#### [Aim of the exercise]
Write out all of the entries exactly, please.

#### [Given records]
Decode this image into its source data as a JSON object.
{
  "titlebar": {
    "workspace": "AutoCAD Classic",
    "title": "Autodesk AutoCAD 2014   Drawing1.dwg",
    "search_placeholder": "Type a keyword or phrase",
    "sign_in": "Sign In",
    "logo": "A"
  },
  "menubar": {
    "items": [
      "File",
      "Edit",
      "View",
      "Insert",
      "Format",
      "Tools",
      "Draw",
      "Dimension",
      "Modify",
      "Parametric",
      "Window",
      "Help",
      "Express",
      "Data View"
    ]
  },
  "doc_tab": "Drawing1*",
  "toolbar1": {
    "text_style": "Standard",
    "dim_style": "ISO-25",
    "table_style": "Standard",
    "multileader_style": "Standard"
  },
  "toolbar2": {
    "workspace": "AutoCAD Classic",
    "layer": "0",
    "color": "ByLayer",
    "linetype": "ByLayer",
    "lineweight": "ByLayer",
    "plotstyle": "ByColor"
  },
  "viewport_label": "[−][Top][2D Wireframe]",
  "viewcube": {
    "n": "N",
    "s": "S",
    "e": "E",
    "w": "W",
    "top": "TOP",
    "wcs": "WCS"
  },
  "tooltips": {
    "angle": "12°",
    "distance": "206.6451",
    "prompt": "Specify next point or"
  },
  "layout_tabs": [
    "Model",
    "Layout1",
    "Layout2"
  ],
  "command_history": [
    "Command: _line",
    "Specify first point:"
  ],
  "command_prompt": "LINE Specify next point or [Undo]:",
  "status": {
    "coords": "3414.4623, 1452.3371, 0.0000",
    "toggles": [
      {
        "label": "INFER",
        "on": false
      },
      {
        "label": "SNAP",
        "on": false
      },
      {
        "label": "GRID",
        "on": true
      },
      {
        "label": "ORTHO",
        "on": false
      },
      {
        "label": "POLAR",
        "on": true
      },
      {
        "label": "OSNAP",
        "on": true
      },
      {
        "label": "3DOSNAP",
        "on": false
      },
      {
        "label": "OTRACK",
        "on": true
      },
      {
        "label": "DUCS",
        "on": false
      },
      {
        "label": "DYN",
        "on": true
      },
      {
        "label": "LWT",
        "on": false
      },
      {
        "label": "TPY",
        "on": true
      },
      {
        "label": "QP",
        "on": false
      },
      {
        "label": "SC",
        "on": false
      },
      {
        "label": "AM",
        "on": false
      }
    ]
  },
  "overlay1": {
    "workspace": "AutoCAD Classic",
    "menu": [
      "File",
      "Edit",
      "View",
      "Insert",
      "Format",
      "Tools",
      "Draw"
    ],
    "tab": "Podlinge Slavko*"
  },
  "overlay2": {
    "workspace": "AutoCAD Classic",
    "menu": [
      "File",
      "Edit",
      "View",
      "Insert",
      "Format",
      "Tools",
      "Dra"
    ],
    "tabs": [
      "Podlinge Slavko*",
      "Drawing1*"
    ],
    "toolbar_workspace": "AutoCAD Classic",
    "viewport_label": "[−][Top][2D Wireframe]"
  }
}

#### [Written solution]
Decode this image into its source data as a JSON object.
{
  "titlebar": {
    "workspace": "AutoCAD Classic",
    "title": "Autodesk AutoCAD 2014   Drawing1.dwg",
    "search_placeholder": "Type a keyword or phrase",
    "sign_in": "Sign In",
    "logo": "A"
  },
  "menubar": {
    "items": [
      "File",
      "Edit",
      "View",
      "Insert",
      "Format",
      "Tools",
      "Draw",
      "Dimension",
      "Modify",
      "Parametric",
      "Window",
      "Help",
      "Express",
      "Data View"
    ]
  },
  "doc_tab": "Drawing1*",
  "toolbar1": {
    "text_style": "Standard",
    "dim_style": "ISO-25",
    "table_style": "Standard",
    "multileader_style": "Standard"
  },
  "toolbar2": {
    "workspace": "AutoCAD Classic",
    "layer": "0",
    "color": "ByLayer",
    "linetype": "ByLayer",
    "lineweight": "ByLayer",
    "plotstyle": "ByColor"
  },
  "viewport_label": "[−][Top][2D Wireframe]",
  "viewcube": {
    "n": "N",
    "s": "S",
    "e": "E",
    "w": "W",
    "top": "TOP",
    "wcs": "WCS"
  },
  "tooltips": {
    "angle": "12°",
    "distance": "206.6451",
    "prompt": "Specify next point or"
  },
  "layout_tabs": [
    "Model",
    "Layout1",
    "Layout2"
  ],
  "command_history": [
    "Command: _line",
    "Specify first point:"
  ],
  "command_prompt": "LINE Specify next point or [Undo]:",
  "status": {
    "coords": "3414.4623, 1452.3371, 0.0000",
    "toggles": [
      {
        "label": "INFER",
        "on": false
      },
      {
        "label": "SNAP",
        "on": false
      },
      {
        "label": "GRID",
        "on": true
      },
      {
        "label": "ORTHO",
        "on": false
      },
      {
        "label": "POLAR",
        "on": true
      },
      {
        "label": "OSNAP",
        "on": true
      },
      {
        "label": "3DOSNAP",
        "on": false
      },
      {
        "label": "OTRACK",
        "on": true
      },
      {
        "label": "DUCS",
        "on": false
      },
      {
        "label": "DYN",
        "on": true
      },
      {
        "label": "LWT",
        "on": false
      },
      {
        "label": "TPY",
        "on": true
      },
      {
        "label": "QP",
        "on": false
      },
      {
        "label": "SC",
        "on": false
      },
      {
        "label": "AM",
        "on": false
      }
    ]
  },
  "overlay1": {
    "workspace": "AutoCAD Classic",
    "menu": [
      "File",
      "Edit",
      "View",
      "Insert",
      "Format",
      "Tools",
      "Draw"
    ],
    "tab": "Podlinge Slavko*"
  },
  "overlay2": {
    "workspace": "AutoCAD Classic",
    "menu": [
      "File",
      "Edit",
      "View",
      "Insert",
      "Format",
      "Tools",
      "Dra"
    ],
    "tabs": [
      "Podlinge Slavko*",
      "Drawing1*"
    ],
    "toolbar_workspace": "AutoCAD Classic",
    "viewport_label": "[−][Top][2D Wireframe]"
  }
}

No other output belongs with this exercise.